[Excerpt from a dataset]
__________
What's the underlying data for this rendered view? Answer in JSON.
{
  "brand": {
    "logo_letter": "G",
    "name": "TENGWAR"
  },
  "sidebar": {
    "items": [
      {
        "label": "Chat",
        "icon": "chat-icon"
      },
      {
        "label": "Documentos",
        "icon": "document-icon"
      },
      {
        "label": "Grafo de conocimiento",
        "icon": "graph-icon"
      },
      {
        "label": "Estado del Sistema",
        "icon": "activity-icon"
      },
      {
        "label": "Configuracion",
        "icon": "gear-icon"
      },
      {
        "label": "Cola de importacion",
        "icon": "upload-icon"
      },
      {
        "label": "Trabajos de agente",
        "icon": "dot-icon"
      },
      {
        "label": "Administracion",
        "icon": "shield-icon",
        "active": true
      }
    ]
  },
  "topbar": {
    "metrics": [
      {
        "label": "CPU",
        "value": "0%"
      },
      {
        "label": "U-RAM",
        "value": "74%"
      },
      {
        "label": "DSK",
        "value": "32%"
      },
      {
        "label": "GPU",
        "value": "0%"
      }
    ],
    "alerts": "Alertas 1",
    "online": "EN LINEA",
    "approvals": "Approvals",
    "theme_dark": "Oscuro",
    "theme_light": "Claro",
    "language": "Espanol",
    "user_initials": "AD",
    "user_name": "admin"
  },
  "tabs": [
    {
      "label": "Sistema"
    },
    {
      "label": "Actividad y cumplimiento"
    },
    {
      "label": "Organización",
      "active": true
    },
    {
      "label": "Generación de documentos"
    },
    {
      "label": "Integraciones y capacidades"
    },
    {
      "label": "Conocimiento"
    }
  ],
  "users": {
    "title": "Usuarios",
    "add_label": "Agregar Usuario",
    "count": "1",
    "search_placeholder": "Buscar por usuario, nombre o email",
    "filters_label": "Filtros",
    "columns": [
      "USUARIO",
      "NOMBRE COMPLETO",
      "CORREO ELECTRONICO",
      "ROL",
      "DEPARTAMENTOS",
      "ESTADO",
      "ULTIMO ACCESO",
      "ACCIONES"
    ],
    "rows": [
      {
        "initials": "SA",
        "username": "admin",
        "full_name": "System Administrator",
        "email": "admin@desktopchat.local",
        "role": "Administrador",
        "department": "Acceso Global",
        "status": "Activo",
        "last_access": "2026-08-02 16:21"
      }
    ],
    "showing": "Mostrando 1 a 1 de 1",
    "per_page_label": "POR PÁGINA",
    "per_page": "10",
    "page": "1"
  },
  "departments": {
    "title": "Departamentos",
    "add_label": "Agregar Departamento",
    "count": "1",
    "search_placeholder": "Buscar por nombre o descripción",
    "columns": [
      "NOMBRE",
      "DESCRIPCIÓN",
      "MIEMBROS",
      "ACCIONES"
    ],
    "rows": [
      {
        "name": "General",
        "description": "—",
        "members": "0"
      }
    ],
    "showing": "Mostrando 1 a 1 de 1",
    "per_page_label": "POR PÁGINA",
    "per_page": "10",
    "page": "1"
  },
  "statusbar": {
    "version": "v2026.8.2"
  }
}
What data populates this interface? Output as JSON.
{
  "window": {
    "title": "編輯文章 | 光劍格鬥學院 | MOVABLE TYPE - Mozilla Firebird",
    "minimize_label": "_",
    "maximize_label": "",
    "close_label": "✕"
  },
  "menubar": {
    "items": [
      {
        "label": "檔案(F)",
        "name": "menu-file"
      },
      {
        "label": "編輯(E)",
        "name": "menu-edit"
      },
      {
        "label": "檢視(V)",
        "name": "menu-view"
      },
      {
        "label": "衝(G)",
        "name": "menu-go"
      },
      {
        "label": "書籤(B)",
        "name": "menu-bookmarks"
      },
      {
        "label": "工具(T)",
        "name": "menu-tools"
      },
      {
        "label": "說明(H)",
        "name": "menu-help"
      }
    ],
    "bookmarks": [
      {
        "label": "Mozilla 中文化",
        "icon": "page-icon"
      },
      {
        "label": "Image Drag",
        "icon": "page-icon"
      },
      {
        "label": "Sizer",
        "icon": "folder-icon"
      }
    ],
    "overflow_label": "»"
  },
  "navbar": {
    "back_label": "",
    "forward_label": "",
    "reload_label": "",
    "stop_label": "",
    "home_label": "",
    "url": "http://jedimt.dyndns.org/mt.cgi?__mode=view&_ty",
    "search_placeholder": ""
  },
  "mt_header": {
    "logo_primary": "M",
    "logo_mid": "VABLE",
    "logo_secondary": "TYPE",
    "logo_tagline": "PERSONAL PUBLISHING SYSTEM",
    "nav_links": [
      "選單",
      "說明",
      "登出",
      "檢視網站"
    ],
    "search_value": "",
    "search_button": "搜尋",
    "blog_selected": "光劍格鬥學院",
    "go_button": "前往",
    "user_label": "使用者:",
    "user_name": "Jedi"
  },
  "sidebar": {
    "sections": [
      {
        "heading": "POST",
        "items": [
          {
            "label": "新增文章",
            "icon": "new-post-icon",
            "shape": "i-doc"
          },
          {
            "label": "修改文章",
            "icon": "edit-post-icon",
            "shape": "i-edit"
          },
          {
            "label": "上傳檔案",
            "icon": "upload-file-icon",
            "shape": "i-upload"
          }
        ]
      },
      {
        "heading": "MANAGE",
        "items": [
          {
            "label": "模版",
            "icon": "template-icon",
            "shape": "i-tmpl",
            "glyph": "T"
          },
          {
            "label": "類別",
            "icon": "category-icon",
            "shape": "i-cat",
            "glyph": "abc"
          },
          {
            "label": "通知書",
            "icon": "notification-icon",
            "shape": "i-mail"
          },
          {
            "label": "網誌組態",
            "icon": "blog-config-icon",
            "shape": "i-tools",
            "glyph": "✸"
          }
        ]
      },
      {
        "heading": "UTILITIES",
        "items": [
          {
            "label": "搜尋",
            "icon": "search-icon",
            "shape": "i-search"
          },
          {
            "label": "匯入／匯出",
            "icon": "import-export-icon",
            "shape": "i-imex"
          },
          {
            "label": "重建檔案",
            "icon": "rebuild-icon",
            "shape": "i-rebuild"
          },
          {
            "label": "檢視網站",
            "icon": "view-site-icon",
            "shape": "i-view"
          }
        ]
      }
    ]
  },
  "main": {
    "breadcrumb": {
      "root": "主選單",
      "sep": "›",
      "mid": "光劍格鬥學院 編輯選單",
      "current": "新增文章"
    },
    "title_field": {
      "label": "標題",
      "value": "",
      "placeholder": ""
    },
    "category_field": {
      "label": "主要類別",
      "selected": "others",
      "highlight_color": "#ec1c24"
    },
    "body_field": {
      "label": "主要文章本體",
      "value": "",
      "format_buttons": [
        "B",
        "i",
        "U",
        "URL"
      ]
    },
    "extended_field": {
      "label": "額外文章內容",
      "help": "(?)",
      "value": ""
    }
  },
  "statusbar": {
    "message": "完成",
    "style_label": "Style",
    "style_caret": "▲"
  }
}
__________
§ SHORT TASK
Counting only lines of the data above that hold "Sistema", report the total and nothing else.

§ OUTPUT FOR THIS TASK
2